● Exercise description: Each line that holds the word "Dividende" is to be identified and copied.

* begin Data shown *

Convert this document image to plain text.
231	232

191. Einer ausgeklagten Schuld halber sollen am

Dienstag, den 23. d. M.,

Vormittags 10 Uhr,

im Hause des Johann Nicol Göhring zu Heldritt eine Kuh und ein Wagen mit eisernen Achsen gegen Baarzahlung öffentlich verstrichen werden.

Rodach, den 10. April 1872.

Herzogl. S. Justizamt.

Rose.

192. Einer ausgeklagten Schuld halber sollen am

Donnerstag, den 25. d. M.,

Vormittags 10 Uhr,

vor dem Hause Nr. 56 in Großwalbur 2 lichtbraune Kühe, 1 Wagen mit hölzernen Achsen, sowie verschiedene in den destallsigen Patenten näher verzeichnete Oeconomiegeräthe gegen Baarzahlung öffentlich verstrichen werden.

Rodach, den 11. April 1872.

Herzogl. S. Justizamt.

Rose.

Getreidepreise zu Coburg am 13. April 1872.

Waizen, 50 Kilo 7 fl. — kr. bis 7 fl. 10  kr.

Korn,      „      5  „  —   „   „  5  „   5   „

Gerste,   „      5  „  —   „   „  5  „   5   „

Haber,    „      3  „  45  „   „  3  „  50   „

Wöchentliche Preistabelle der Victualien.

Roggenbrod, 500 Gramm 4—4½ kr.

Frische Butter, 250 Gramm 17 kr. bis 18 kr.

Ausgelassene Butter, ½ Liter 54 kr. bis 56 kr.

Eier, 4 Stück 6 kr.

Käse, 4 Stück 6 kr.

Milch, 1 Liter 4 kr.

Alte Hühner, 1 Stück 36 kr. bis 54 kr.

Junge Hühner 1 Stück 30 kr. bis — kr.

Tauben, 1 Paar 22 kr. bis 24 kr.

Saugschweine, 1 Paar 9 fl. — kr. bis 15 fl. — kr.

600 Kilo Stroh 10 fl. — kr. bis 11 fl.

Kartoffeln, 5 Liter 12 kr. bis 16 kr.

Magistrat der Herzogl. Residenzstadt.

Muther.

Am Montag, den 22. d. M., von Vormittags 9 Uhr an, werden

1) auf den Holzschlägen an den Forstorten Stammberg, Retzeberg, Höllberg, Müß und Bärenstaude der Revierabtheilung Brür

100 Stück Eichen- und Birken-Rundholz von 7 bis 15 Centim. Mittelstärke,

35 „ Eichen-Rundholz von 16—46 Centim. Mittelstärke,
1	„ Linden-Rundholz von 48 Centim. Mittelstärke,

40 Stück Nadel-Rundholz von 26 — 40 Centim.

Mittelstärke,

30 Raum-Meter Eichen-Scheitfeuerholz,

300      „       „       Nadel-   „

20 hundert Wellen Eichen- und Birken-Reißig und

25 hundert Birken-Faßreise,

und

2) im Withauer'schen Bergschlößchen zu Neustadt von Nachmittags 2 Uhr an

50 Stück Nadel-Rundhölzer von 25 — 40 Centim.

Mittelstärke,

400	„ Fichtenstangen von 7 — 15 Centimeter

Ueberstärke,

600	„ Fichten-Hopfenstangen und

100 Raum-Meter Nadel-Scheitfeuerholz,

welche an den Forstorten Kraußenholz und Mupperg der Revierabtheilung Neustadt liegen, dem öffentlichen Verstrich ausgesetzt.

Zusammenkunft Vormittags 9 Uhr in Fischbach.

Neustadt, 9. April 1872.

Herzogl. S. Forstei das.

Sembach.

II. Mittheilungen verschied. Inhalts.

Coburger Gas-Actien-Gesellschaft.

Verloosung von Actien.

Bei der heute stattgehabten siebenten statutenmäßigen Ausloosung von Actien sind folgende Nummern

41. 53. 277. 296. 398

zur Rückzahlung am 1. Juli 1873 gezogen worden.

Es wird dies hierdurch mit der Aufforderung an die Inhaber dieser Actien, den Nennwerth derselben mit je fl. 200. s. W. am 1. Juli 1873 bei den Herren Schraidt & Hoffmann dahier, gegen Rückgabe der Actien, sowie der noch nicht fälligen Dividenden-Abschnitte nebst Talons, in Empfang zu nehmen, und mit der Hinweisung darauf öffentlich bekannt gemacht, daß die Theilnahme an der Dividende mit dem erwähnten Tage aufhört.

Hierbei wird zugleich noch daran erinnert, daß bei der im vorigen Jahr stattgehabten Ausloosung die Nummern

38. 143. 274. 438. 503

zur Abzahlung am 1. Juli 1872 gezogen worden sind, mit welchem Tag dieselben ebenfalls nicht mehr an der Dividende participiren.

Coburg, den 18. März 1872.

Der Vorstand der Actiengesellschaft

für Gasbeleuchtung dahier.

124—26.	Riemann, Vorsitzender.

* end Data shown *

● Response to this task:
Es wird dies hierdurch mit der Aufforderung an die Inhaber dieser Actien, den Nennwerth derselben mit je fl. 200. s. W. am 1. Juli 1873 bei den Herren Schraidt & Hoffmann dahier, gegen Rückgabe der Actien, sowie der noch nicht fälligen Dividenden-Abschnitte nebst Talons, in Empfang zu nehmen, und mit der Hinweisung darauf öffentlich bekannt gemacht, daß die Theilnahme an der Dividende mit dem erwähnten Tage aufhört.
zur Abzahlung am 1. Juli 1872 gezogen worden sind, mit welchem Tag dieselben ebenfalls nicht mehr an der Dividende participiren.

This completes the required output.